Task to complete => List every line of the data that contains the string "SITE". Case counts.
-- start Raw data --
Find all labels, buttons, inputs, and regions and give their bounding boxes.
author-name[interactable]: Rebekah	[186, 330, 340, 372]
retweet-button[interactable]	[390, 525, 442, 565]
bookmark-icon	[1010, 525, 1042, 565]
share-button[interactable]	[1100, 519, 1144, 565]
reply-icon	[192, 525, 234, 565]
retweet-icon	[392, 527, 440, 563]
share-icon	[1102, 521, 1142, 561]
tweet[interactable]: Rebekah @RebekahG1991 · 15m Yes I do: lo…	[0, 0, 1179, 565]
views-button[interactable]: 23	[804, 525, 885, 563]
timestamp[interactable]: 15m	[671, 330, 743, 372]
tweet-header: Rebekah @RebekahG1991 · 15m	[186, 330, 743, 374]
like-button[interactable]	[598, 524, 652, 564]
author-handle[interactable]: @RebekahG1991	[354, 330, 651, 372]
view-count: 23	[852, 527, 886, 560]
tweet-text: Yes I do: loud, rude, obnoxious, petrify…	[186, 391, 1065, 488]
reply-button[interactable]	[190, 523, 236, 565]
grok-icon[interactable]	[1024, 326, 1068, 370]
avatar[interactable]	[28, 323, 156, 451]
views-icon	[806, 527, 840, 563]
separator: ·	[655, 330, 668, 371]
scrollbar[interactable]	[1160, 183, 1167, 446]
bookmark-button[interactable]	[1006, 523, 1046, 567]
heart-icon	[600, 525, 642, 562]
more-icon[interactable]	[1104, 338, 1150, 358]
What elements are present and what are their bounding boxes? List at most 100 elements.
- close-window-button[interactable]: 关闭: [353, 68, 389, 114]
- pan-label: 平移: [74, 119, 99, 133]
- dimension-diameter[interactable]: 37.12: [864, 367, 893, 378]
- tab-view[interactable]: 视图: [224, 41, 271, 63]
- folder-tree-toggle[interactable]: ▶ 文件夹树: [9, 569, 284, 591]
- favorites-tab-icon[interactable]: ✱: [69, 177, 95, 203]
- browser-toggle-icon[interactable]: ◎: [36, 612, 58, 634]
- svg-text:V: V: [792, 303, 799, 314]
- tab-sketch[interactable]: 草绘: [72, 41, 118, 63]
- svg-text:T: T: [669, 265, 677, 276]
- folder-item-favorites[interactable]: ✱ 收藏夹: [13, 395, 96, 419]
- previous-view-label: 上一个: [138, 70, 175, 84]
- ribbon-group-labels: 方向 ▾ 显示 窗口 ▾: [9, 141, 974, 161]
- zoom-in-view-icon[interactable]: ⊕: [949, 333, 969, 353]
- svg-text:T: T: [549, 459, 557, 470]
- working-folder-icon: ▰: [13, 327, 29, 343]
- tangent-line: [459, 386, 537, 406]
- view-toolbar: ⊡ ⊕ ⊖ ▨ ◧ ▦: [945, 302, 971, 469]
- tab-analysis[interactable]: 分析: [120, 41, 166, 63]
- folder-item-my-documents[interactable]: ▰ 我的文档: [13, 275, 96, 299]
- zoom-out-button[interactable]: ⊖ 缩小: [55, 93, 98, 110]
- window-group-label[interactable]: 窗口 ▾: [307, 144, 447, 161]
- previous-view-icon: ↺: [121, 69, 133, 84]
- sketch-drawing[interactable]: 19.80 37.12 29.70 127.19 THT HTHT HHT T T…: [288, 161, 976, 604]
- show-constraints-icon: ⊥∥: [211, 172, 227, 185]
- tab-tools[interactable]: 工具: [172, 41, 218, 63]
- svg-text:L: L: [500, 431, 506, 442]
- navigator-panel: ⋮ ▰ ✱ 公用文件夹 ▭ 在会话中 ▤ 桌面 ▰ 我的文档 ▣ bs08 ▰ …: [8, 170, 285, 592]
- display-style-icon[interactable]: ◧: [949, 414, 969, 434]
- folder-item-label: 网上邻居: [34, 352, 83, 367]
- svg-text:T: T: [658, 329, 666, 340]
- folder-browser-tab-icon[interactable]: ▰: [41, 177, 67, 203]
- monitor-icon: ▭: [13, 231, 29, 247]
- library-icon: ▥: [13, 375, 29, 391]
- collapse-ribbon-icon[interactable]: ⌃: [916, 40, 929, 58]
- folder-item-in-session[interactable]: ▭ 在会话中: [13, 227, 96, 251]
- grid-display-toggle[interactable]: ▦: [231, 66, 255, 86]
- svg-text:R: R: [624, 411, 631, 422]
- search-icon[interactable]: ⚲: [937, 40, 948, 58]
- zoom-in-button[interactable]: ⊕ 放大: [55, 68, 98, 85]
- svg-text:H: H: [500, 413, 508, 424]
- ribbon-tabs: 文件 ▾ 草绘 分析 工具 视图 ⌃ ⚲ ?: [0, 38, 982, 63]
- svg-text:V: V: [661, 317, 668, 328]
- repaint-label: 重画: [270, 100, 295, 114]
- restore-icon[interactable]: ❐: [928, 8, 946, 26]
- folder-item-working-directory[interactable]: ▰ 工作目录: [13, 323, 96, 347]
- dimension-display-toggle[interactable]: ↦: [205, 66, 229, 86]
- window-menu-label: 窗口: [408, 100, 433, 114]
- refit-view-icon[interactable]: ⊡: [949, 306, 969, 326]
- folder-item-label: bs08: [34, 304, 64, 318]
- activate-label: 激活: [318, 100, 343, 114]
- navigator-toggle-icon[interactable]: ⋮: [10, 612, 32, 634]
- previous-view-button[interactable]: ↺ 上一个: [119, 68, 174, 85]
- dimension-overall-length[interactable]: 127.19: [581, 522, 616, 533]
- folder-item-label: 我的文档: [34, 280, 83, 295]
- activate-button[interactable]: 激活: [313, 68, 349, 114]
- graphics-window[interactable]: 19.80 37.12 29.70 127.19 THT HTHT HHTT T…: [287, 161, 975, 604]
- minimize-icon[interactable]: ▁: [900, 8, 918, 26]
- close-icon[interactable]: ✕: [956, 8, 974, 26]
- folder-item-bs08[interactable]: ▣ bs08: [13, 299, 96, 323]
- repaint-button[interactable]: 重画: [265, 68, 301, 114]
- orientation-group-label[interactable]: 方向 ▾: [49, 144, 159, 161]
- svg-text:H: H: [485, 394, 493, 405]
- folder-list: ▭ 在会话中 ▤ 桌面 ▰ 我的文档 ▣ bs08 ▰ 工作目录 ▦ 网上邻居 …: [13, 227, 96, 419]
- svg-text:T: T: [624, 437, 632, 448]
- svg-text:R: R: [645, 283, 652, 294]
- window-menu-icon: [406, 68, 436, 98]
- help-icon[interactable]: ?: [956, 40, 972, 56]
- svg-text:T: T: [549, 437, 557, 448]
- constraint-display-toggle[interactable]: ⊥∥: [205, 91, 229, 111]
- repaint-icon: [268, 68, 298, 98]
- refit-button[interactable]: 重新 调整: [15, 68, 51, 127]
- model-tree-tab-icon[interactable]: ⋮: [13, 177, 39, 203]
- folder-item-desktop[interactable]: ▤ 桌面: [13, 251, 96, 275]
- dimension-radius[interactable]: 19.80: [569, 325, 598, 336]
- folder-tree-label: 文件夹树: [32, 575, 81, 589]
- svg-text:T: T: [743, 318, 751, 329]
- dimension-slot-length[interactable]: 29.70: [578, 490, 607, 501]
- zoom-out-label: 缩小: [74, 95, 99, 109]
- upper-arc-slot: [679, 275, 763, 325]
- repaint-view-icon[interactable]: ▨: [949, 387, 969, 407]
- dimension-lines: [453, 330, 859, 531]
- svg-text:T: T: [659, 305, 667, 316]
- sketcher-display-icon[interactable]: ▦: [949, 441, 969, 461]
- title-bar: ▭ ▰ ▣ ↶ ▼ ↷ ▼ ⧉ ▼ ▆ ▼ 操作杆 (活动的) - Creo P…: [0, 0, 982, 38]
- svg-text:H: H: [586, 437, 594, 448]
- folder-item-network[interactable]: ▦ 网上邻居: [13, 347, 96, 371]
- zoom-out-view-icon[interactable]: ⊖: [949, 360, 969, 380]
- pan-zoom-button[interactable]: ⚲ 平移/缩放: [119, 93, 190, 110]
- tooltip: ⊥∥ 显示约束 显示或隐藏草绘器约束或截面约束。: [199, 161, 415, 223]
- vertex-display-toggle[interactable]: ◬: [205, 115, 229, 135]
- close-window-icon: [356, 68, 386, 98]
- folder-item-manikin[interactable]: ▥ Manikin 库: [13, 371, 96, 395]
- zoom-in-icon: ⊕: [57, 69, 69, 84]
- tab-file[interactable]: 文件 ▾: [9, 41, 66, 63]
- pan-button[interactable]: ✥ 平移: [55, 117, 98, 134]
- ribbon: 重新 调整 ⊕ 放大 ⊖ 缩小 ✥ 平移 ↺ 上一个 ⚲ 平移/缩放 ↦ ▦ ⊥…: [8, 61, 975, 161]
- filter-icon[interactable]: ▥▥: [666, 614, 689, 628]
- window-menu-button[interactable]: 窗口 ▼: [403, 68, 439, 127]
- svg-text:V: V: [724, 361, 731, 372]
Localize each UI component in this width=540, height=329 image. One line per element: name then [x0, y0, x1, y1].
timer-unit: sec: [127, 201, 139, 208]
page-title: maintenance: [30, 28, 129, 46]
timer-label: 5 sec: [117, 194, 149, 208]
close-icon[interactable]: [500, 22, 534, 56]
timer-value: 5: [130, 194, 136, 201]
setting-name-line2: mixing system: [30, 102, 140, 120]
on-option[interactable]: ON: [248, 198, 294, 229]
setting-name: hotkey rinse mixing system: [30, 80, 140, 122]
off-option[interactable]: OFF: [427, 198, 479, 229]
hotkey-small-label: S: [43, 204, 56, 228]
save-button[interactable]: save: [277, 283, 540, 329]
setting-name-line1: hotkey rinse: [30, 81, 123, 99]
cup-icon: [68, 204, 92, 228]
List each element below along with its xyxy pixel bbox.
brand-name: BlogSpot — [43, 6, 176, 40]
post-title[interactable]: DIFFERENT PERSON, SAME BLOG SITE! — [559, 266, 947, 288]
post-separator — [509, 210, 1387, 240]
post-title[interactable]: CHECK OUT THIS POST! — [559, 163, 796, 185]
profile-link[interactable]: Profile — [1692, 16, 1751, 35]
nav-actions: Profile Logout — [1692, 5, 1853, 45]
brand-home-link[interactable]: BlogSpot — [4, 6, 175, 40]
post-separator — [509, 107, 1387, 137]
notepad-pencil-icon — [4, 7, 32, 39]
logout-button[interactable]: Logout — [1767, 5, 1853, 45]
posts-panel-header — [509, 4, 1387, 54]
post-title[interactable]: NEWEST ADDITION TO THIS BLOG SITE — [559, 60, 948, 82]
-- end Raw data --
The answer =>
post-title[interactable]: DIFFERENT PERSON, SAME BLOG SITE! — [559, 266, 947, 288]
post-title[interactable]: NEWEST ADDITION TO THIS BLOG SITE — [559, 60, 948, 82]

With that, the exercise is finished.